[A block of data]
[Begin]
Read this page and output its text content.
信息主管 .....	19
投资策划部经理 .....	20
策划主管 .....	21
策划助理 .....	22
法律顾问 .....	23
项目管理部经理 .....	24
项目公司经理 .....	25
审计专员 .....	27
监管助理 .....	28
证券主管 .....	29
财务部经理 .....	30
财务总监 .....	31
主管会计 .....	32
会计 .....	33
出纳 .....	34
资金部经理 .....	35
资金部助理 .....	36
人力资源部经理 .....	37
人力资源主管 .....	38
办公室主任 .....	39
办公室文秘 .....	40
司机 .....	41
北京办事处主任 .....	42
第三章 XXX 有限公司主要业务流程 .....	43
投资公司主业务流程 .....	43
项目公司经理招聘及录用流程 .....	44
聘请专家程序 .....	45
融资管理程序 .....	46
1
[End]
**Direction**
Repeat every line of the material exactly as given.

**Task response**
Read this page and output its text content.
信息主管 .....	19
投资策划部经理 .....	20
策划主管 .....	21
策划助理 .....	22
法律顾问 .....	23
项目管理部经理 .....	24
项目公司经理 .....	25
审计专员 .....	27
监管助理 .....	28
证券主管 .....	29
财务部经理 .....	30
财务总监 .....	31
主管会计 .....	32
会计 .....	33
出纳 .....	34
资金部经理 .....	35
资金部助理 .....	36
人力资源部经理 .....	37
人力资源主管 .....	38
办公室主任 .....	39
办公室文秘 .....	40
司机 .....	41
北京办事处主任 .....	42
第三章 XXX 有限公司主要业务流程 .....	43
投资公司主业务流程 .....	43
项目公司经理招聘及录用流程 .....	44
聘请专家程序 .....	45
融资管理程序 .....	46
1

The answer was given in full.